_WHAT YOU ARE ASKED TO DO_. Find the string "ylabel" in the listing and report every line that has it.

[Records that describe figures]
---

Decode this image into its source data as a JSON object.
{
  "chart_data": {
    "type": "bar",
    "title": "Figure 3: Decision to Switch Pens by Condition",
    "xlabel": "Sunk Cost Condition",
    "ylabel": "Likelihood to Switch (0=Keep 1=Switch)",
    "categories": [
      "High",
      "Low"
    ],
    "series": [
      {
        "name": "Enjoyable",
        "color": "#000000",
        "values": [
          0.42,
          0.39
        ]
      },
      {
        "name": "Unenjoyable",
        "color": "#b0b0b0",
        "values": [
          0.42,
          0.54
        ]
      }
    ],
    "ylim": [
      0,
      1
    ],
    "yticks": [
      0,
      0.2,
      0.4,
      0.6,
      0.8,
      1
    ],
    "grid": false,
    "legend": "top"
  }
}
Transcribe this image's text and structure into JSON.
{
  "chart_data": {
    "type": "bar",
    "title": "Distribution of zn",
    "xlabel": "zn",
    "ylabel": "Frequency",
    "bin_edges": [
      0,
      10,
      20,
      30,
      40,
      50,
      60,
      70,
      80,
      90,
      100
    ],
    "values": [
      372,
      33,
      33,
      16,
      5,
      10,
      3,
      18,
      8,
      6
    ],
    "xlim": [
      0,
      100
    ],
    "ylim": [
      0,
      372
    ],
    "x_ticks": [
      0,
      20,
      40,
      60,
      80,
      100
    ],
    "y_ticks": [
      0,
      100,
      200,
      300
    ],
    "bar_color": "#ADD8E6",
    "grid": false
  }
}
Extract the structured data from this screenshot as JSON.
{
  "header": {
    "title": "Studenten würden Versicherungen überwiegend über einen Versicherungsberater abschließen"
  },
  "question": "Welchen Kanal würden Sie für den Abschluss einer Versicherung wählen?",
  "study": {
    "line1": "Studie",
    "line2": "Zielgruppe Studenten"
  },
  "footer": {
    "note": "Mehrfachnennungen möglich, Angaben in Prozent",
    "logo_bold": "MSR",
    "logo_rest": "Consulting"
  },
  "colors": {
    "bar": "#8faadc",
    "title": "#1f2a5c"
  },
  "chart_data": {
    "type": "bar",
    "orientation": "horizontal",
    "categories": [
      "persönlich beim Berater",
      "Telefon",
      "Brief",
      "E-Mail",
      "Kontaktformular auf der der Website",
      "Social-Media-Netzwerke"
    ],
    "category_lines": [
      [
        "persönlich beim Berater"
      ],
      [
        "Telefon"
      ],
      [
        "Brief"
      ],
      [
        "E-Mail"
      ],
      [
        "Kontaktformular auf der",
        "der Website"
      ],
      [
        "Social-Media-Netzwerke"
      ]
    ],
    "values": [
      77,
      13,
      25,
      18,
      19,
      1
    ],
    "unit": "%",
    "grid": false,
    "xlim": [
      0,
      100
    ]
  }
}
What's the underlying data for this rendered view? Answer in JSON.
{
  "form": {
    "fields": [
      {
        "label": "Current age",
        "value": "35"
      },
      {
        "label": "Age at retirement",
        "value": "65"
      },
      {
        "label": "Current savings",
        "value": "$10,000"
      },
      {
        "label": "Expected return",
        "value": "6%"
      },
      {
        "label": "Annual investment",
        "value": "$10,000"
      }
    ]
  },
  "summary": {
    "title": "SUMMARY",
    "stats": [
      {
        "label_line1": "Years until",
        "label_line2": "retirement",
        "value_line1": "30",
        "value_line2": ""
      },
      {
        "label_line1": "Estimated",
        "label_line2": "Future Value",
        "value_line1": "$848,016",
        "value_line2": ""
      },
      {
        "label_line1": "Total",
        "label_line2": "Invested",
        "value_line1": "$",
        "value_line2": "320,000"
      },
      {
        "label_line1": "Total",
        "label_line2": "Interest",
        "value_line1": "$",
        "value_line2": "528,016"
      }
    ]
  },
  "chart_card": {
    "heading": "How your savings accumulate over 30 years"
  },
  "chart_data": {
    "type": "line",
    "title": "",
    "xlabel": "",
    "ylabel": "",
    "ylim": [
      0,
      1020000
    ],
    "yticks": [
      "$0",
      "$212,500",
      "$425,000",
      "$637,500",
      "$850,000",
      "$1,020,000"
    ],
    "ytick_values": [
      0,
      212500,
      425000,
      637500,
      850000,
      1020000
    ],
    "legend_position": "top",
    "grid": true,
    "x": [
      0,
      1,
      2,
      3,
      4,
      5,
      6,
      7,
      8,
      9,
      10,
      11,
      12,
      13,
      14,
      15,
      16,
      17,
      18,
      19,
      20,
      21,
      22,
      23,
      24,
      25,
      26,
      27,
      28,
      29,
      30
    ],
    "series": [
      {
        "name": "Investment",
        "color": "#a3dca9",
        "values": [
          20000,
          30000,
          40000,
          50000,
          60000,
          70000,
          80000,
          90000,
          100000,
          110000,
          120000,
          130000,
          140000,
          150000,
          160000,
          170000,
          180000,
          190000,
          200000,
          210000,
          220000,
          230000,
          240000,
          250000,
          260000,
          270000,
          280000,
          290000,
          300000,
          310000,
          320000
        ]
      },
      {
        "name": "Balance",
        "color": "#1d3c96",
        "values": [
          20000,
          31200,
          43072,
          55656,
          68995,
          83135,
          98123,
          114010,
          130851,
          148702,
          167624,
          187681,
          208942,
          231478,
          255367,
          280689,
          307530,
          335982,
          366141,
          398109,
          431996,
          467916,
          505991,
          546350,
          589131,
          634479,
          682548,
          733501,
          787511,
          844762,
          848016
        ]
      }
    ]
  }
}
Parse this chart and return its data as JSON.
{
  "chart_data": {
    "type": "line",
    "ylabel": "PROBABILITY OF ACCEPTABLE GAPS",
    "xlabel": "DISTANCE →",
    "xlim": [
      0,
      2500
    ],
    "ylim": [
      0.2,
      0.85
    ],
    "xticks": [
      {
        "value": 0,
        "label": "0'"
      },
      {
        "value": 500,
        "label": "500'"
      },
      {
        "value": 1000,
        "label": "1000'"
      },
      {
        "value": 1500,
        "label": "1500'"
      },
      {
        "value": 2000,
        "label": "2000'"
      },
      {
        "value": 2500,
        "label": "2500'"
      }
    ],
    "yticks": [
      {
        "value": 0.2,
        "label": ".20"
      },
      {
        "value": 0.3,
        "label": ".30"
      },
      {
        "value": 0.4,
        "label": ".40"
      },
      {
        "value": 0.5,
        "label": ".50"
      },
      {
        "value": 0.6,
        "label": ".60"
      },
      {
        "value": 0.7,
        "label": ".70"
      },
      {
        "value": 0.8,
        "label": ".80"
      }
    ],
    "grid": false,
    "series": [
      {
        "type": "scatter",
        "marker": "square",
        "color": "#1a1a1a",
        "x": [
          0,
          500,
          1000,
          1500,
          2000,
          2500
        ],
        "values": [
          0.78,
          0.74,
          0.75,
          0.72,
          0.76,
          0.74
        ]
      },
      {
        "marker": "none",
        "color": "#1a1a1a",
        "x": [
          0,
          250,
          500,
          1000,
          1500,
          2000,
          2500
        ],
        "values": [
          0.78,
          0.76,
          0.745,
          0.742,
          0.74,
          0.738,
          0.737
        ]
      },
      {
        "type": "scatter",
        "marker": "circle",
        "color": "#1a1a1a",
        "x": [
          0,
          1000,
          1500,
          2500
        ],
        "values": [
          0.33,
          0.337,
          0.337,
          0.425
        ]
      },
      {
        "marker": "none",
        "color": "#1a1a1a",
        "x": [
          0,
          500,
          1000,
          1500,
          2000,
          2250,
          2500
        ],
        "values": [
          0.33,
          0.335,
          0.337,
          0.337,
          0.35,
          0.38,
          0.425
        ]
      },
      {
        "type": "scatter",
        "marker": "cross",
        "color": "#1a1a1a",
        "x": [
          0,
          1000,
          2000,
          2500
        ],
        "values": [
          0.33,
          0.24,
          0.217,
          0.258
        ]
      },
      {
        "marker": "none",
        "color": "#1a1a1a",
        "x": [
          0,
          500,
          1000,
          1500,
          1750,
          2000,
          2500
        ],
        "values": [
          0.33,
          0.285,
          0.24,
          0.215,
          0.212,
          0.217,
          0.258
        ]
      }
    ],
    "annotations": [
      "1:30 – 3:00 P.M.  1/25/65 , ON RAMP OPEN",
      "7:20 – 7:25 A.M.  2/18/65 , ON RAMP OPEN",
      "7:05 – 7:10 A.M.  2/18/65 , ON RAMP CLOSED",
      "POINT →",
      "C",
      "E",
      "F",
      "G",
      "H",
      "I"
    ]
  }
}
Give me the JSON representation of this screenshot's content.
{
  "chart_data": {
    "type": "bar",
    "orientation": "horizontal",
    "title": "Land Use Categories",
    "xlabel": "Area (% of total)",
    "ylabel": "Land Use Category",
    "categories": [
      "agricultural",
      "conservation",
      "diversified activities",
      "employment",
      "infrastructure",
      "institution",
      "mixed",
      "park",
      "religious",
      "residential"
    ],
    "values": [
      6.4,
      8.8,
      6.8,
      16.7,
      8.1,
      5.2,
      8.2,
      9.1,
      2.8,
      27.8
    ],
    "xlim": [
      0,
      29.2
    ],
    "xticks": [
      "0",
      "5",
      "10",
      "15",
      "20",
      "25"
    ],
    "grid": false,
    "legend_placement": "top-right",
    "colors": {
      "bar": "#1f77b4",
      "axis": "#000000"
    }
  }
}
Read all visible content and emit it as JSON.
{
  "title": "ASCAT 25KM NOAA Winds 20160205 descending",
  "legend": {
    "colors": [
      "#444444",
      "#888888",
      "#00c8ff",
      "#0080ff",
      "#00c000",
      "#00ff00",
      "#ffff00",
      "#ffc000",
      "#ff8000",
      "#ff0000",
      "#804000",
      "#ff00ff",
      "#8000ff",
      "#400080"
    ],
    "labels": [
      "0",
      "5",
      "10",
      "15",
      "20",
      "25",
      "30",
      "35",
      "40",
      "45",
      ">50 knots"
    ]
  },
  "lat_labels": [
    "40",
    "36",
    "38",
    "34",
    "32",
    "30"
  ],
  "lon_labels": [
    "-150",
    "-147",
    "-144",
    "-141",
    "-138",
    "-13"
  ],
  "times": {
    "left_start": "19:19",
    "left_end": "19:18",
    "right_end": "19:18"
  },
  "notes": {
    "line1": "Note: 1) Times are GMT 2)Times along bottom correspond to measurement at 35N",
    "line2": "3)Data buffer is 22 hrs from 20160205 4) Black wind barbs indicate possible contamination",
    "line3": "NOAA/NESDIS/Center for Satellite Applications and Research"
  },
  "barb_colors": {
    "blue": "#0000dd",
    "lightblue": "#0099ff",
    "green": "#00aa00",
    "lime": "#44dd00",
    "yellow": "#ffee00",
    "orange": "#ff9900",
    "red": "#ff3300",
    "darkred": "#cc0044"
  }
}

---

_SOLUTION_.
    "ylabel": "Likelihood to Switch (0=Keep 1=Switch)",
    "ylabel": "Frequency",
    "ylabel": "",
    "ylabel": "PROBABILITY OF ACCEPTABLE GAPS",
    "ylabel": "Land Use Category",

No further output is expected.